WHAT IS REQUIRED
Collect every line of the records below that contains the word "número".

Dataset items

◆ ◆ ◆

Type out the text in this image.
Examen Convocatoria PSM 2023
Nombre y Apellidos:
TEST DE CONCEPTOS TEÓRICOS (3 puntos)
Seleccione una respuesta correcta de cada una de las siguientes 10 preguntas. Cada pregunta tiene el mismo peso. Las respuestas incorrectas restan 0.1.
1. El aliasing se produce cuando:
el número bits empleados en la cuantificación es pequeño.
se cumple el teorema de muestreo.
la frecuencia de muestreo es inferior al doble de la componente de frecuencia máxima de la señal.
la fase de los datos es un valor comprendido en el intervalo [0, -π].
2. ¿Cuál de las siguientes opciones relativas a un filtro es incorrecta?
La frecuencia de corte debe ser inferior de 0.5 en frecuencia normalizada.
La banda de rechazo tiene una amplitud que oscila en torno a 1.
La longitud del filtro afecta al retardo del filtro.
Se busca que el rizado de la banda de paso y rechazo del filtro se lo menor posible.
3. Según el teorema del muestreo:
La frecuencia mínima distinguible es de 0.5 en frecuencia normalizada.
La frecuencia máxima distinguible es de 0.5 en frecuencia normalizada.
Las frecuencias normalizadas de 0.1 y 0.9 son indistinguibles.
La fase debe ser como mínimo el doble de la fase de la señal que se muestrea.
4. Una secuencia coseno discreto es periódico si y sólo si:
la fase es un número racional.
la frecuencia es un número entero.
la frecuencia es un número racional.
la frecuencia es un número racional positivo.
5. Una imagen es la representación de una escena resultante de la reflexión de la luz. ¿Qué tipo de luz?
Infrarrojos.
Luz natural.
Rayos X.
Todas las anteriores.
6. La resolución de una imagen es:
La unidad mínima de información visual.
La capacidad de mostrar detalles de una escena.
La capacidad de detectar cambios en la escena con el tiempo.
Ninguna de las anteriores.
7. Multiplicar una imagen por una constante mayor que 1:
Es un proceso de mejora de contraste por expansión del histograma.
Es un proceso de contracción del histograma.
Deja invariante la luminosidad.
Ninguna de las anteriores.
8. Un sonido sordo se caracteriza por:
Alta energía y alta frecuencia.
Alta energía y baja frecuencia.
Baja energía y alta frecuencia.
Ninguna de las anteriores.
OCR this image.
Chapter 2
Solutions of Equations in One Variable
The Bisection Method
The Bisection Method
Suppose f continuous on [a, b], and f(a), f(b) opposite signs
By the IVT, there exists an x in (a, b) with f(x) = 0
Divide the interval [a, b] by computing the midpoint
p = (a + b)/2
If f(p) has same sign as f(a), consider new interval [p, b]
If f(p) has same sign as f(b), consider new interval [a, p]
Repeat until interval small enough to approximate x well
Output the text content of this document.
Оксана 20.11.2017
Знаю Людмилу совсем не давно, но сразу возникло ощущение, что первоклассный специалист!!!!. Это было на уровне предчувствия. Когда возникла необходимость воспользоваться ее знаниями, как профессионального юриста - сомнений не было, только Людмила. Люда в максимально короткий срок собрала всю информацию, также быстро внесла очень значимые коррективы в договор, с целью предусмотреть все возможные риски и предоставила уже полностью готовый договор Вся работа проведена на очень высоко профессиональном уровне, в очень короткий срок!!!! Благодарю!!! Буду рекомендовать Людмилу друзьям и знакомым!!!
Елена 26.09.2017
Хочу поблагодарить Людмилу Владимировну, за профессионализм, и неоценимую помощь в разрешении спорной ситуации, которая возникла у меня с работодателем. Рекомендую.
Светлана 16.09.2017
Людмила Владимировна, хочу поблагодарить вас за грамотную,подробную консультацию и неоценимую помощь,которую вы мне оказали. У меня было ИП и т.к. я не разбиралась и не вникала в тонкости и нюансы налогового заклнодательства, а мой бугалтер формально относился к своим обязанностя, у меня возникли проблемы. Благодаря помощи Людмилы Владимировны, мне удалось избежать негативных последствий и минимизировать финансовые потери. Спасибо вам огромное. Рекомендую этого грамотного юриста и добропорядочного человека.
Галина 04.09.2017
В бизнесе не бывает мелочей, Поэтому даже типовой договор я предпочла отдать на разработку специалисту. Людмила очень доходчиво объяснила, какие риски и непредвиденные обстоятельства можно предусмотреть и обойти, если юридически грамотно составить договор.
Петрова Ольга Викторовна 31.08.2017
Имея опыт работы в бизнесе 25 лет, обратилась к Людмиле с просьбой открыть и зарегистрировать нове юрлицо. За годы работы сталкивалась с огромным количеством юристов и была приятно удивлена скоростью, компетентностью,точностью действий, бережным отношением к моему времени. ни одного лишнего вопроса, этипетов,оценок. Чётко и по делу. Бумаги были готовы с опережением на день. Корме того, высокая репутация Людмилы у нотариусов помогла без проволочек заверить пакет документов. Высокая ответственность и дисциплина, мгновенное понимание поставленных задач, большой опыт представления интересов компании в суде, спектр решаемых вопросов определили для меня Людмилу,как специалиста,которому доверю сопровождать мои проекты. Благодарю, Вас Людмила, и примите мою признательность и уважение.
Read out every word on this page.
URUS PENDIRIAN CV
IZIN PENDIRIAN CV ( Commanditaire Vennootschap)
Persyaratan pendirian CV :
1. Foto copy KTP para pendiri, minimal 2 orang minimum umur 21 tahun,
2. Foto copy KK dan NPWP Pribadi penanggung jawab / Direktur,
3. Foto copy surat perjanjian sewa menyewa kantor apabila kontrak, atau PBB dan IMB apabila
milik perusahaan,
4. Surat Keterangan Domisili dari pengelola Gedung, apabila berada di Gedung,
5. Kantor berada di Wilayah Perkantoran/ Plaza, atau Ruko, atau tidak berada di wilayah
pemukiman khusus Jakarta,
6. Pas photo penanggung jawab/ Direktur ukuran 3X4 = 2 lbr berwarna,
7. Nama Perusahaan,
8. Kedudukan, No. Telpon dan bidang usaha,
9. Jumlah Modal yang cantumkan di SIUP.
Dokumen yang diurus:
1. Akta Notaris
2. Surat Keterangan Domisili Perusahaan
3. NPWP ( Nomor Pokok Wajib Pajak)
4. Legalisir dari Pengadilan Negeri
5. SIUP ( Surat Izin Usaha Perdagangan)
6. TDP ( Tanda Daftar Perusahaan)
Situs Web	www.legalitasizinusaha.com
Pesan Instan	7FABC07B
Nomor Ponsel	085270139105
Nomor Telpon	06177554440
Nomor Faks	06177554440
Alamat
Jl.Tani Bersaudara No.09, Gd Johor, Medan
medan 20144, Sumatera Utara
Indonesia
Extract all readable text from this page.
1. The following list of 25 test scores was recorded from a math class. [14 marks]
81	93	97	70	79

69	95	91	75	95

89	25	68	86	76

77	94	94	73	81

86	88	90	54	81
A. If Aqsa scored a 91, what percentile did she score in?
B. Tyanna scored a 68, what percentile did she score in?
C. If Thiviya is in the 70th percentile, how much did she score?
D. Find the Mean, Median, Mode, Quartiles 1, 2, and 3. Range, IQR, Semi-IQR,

◆ ◆ ◆

RESPONSE TO THIS TASK
el número bits empleados en la cuantificación es pequeño.
la fase es un número racional.
la frecuencia es un número entero.
la frecuencia es un número racional.
la frecuencia es un número racional positivo.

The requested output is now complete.